(Data records)

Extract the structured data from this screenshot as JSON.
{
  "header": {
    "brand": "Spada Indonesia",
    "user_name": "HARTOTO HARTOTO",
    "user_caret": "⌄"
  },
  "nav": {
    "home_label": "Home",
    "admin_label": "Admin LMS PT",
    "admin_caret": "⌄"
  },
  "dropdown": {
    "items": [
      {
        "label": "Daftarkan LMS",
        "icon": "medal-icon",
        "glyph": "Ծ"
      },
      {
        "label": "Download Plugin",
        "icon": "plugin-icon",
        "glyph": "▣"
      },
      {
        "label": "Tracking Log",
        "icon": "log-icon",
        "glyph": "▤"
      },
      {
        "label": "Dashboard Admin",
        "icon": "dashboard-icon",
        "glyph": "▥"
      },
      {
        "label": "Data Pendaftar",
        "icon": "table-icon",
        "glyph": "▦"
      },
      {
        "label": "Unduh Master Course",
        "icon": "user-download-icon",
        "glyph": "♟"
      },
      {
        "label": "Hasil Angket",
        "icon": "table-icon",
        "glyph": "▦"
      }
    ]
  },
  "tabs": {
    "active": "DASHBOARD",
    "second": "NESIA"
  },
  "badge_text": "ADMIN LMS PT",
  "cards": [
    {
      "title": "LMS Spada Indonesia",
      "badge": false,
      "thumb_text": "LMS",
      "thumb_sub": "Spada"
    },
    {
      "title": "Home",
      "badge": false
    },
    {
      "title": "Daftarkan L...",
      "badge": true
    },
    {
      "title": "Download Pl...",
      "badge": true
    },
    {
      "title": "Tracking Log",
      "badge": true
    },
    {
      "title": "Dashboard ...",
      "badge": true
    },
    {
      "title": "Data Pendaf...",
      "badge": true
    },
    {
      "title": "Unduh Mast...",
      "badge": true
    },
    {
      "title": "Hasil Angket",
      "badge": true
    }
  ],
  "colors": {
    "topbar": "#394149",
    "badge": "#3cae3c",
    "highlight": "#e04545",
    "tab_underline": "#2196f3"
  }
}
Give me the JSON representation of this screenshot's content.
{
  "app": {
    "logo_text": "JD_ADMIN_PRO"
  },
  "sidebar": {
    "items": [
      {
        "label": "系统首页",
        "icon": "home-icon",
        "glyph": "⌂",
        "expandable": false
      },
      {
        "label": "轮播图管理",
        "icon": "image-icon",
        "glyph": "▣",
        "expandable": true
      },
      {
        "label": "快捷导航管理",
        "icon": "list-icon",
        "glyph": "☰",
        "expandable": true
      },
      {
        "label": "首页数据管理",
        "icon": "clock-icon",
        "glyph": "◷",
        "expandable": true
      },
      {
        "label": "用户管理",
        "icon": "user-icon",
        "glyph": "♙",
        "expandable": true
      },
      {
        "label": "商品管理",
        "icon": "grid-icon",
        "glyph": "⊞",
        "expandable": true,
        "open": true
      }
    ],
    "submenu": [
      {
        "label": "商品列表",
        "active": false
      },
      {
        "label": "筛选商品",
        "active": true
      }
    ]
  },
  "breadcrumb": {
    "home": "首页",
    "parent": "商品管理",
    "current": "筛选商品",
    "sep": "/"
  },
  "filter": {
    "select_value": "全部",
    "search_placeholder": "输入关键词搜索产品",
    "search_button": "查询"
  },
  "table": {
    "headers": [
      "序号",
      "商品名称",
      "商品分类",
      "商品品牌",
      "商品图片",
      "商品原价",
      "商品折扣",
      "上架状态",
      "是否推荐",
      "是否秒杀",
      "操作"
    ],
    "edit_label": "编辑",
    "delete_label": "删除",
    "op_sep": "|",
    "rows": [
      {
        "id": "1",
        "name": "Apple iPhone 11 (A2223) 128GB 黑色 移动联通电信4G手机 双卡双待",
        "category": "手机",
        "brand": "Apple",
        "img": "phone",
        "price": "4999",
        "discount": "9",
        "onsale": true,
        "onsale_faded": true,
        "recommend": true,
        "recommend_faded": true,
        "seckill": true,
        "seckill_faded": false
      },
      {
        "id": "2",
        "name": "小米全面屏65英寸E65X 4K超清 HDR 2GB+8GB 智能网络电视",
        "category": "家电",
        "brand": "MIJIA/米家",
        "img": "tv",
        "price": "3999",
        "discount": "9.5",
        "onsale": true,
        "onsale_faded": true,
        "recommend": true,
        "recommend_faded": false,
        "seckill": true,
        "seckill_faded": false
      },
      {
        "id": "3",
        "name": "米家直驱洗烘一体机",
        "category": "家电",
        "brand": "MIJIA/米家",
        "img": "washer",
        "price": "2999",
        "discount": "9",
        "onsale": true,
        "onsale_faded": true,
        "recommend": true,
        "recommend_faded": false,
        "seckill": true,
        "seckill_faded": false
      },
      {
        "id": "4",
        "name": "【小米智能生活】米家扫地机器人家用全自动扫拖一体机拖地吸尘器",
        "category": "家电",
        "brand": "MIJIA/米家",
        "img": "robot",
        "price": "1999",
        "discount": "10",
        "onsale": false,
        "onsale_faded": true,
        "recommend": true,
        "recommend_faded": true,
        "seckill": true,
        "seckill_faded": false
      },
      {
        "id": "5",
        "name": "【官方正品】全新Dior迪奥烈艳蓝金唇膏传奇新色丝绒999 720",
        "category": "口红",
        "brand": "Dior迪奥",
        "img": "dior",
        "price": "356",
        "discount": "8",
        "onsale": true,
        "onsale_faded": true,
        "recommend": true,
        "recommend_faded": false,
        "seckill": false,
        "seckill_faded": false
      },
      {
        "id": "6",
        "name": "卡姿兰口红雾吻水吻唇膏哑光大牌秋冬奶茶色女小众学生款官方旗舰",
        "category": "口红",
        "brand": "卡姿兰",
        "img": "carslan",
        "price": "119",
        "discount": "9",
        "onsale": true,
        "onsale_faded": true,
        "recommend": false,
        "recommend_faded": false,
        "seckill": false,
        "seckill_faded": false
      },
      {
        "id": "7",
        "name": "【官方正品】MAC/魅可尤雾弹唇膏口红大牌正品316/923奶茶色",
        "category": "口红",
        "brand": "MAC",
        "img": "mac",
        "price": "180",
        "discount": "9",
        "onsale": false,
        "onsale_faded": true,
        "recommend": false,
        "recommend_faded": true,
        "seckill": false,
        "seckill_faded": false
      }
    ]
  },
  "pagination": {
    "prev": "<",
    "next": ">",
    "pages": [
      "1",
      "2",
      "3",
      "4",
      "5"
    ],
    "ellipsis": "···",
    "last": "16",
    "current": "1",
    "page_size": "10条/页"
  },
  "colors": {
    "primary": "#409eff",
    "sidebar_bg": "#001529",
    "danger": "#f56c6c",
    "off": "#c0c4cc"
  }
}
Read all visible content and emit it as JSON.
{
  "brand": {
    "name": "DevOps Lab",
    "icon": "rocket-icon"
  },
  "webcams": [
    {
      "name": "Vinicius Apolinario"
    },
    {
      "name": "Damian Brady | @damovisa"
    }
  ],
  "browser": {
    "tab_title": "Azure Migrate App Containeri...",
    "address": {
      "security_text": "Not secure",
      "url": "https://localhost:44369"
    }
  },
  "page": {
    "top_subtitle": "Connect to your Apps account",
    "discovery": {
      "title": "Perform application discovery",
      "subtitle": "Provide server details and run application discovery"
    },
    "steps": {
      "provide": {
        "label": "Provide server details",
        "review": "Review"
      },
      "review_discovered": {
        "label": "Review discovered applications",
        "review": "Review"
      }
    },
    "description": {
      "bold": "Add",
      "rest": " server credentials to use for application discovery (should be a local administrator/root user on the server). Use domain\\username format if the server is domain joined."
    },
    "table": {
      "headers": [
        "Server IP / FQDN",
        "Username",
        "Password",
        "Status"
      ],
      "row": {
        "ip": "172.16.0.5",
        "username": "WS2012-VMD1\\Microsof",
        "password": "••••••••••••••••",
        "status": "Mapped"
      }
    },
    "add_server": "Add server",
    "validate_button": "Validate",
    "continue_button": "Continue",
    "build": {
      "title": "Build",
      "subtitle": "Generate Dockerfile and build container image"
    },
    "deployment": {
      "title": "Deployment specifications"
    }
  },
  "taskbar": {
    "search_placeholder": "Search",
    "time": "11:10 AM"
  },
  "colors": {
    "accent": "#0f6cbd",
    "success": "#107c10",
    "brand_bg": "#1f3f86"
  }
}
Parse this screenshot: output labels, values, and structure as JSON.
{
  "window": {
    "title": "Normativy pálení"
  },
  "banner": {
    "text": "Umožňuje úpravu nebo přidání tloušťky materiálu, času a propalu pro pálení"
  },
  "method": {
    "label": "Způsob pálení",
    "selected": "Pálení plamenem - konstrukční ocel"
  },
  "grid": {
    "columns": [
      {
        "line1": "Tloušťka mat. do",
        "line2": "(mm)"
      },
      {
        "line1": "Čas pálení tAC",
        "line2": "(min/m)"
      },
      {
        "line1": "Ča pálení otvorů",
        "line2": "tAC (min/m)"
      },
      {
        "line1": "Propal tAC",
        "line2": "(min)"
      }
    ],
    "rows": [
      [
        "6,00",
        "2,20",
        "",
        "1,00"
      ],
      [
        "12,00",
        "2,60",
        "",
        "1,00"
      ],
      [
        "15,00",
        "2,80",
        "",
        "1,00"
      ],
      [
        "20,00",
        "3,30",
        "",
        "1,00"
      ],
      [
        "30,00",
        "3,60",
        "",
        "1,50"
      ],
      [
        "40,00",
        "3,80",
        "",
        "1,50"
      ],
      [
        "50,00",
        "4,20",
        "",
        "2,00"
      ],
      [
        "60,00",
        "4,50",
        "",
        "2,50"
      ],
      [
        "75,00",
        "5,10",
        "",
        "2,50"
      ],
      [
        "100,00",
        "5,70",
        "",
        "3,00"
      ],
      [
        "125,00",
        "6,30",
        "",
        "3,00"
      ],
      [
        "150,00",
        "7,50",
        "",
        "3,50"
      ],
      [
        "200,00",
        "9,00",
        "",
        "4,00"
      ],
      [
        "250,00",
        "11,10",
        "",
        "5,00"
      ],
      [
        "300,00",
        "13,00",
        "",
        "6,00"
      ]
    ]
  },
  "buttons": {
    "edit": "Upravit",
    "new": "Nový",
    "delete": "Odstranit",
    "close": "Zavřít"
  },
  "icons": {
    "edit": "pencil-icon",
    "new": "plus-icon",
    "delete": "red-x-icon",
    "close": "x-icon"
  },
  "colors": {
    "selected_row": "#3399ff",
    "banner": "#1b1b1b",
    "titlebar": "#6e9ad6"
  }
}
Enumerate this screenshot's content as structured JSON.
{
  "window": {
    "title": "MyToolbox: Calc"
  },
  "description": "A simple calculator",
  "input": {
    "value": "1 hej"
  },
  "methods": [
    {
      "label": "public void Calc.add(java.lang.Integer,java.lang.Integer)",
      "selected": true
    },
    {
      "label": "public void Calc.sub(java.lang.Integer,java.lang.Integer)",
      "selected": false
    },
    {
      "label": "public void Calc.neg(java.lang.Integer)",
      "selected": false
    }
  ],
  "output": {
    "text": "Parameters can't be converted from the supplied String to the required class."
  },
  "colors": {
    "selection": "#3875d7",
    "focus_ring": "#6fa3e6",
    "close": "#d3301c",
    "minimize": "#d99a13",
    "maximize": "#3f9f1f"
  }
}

* [INSTRUCTIONS FOR THE TASK]:
Find every line above that contains the word "Integer", and return each one.

* [WRITTEN REPLY]:
      "label": "public void Calc.add(java.lang.Integer,java.lang.Integer)",
      "label": "public void Calc.sub(java.lang.Integer,java.lang.Integer)",
      "label": "public void Calc.neg(java.lang.Integer)",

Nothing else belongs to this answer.